Instructions to follow
Filter the listing and keep only the lines with the word "icon".
Start of Data lines
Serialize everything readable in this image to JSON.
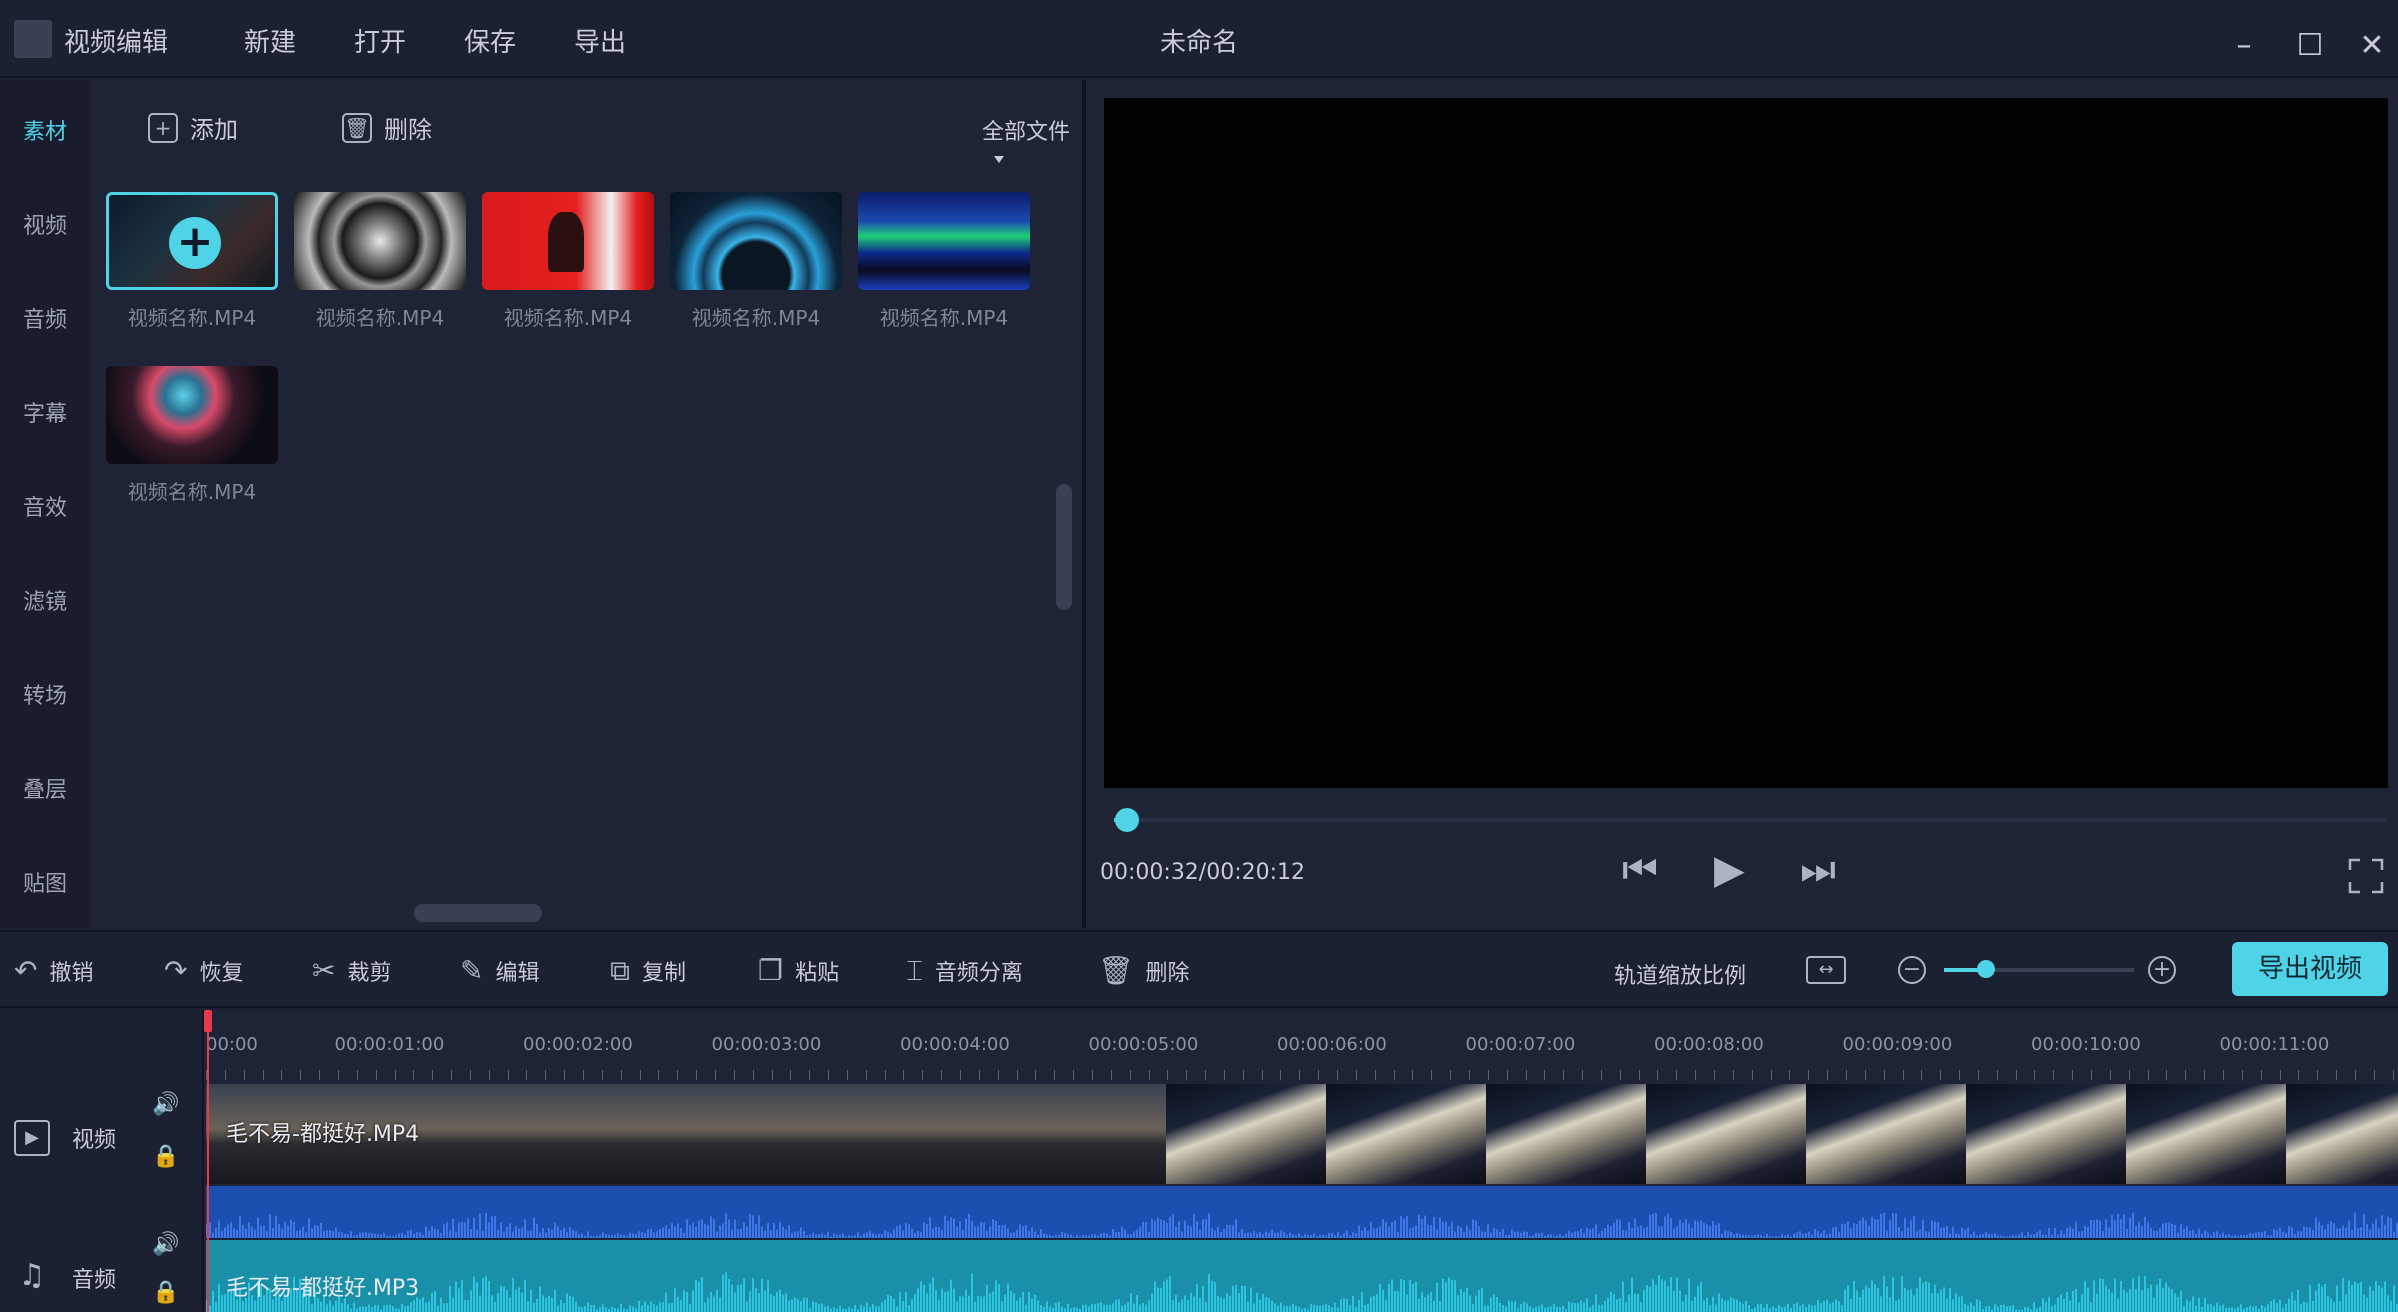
{
  "app": {
    "name": "视频编辑",
    "document_title": "未命名",
    "menu": [
      "新建",
      "打开",
      "保存",
      "导出"
    ],
    "window_controls": [
      "minimize-icon",
      "maximize-icon",
      "close-icon"
    ]
  },
  "library": {
    "categories": [
      "素材",
      "视频",
      "音频",
      "字幕",
      "音效",
      "滤镜",
      "转场",
      "叠层",
      "贴图"
    ],
    "active_category": "素材",
    "toolbar": {
      "add_label": "添加",
      "delete_label": "删除",
      "filter_value": "全部文件"
    },
    "items": [
      {
        "name": "视频名称.MP4",
        "selected": true,
        "thumb": "dark-scene"
      },
      {
        "name": "视频名称.MP4",
        "selected": false,
        "thumb": "hexagon-tunnel"
      },
      {
        "name": "视频名称.MP4",
        "selected": false,
        "thumb": "red-figure"
      },
      {
        "name": "视频名称.MP4",
        "selected": false,
        "thumb": "blue-ring"
      },
      {
        "name": "视频名称.MP4",
        "selected": false,
        "thumb": "aurora"
      },
      {
        "name": "视频名称.MP4",
        "selected": false,
        "thumb": "neon-portrait"
      }
    ]
  },
  "preview": {
    "time": "00:00:32/00:20:12",
    "progress": 0.01
  },
  "edit_toolbar": {
    "tools": [
      {
        "label": "撤销",
        "icon": "undo-icon"
      },
      {
        "label": "恢复",
        "icon": "redo-icon"
      },
      {
        "label": "裁剪",
        "icon": "scissors-icon"
      },
      {
        "label": "编辑",
        "icon": "pencil-icon"
      },
      {
        "label": "复制",
        "icon": "copy-icon"
      },
      {
        "label": "粘贴",
        "icon": "paste-icon"
      },
      {
        "label": "音频分离",
        "icon": "split-audio-icon"
      },
      {
        "label": "删除",
        "icon": "trash-icon"
      }
    ],
    "zoom_label": "轨道缩放比例",
    "zoom_level": 0.22,
    "export_label": "导出视频"
  },
  "timeline": {
    "ticks": [
      "00:00",
      "00:00:01:00",
      "00:00:02:00",
      "00:00:03:00",
      "00:00:04:00",
      "00:00:05:00",
      "00:00:06:00",
      "00:00:07:00",
      "00:00:08:00",
      "00:00:09:00",
      "00:00:10:00",
      "00:00:11:00"
    ],
    "tracks": [
      {
        "name": "视频",
        "clip": "毛不易-都挺好.MP4"
      },
      {
        "name": "音频",
        "clip": "毛不易-都挺好.MP3"
      }
    ]
  },
  "colors": {
    "accent": "#4fd3e6",
    "playhead": "#e63a4a",
    "video_audio_wave": "#1d4fb0",
    "audio_track": "#1a8fa8"
  }
}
End of Data lines
Completed exercise
      "minimize-icon",
      "maximize-icon",
      "close-icon"
        "icon": "undo-icon"
        "icon": "redo-icon"
        "icon": "scissors-icon"
        "icon": "pencil-icon"
        "icon": "copy-icon"
        "icon": "paste-icon"
        "icon": "split-audio-icon"
        "icon": "trash-icon"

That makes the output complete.